## What the exercise asks
Restate the listing below word for word, omitting any images.

>> START Information given

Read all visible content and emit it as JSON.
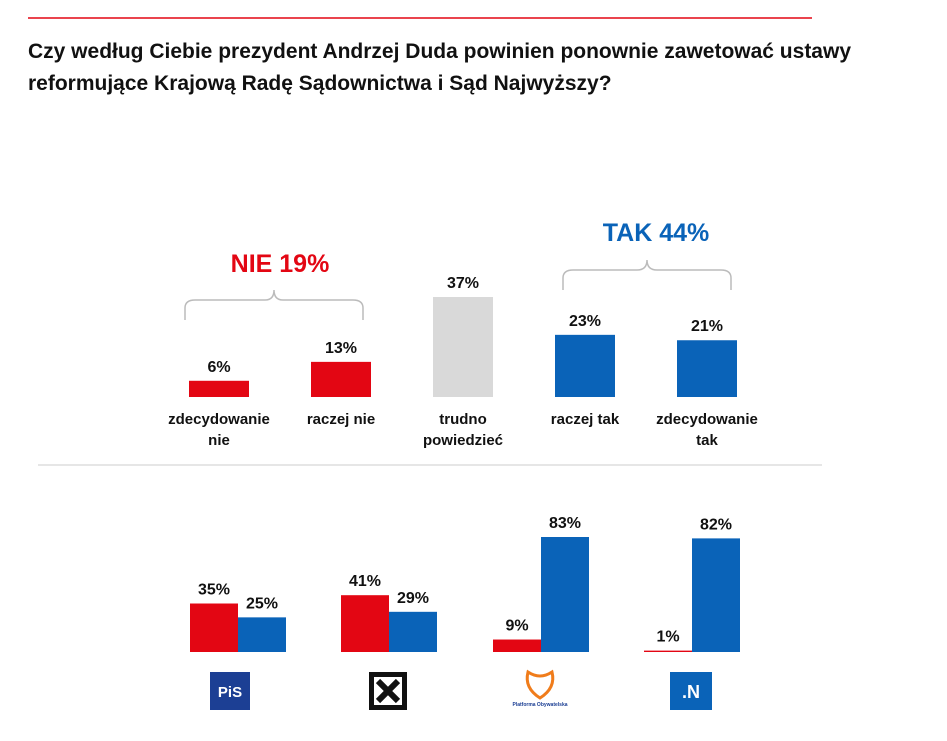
{
  "chart_data": [
    {
      "type": "bar",
      "title": "Czy według Ciebie prezydent Andrzej Duda powinien ponownie zawetować ustawy reformujące Krajową Radę Sądownictwa i Sąd Najwyższy?",
      "categories": [
        "zdecydowanie nie",
        "raczej nie",
        "trudno powiedzieć",
        "raczej tak",
        "zdecydowanie tak"
      ],
      "values": [
        6,
        13,
        37,
        23,
        21
      ],
      "value_labels": [
        "6%",
        "13%",
        "37%",
        "23%",
        "21%"
      ],
      "colors": [
        "#e30613",
        "#e30613",
        "#d9d9d9",
        "#0a63b8",
        "#0a63b8"
      ],
      "annotations": [
        "NIE 19%",
        "TAK 44%"
      ]
    },
    {
      "type": "grouped_bar",
      "categories": [
        "PiS",
        null,
        "Platforma Obywatelska",
        ".N"
      ],
      "series": [
        {
          "color": "#e30613",
          "values": [
            35,
            41,
            9,
            1
          ],
          "value_labels": [
            "35%",
            "41%",
            "9%",
            "1%"
          ]
        },
        {
          "color": "#0a63b8",
          "values": [
            25,
            29,
            83,
            82
          ],
          "value_labels": [
            "25%",
            "29%",
            "83%",
            "82%"
          ]
        }
      ]
    }
  ]
}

>> END Information given

## Solution
Read all visible content and emit it as JSON.
{
  "chart_data": [
    {
      "type": "bar",
      "title": "Czy według Ciebie prezydent Andrzej Duda powinien ponownie zawetować ustawy reformujące Krajową Radę Sądownictwa i Sąd Najwyższy?",
      "categories": [
        "zdecydowanie nie",
        "raczej nie",
        "trudno powiedzieć",
        "raczej tak",
        "zdecydowanie tak"
      ],
      "values": [
        6,
        13,
        37,
        23,
        21
      ],
      "value_labels": [
        "6%",
        "13%",
        "37%",
        "23%",
        "21%"
      ],
      "colors": [
        "#e30613",
        "#e30613",
        "#d9d9d9",
        "#0a63b8",
        "#0a63b8"
      ],
      "annotations": [
        "NIE 19%",
        "TAK 44%"
      ]
    },
    {
      "type": "grouped_bar",
      "categories": [
        "PiS",
        null,
        "Platforma Obywatelska",
        ".N"
      ],
      "series": [
        {
          "color": "#e30613",
          "values": [
            35,
            41,
            9,
            1
          ],
          "value_labels": [
            "35%",
            "41%",
            "9%",
            "1%"
          ]
        },
        {
          "color": "#0a63b8",
          "values": [
            25,
            29,
            83,
            82
          ],
          "value_labels": [
            "25%",
            "29%",
            "83%",
            "82%"
          ]
        }
      ]
    }
  ]
}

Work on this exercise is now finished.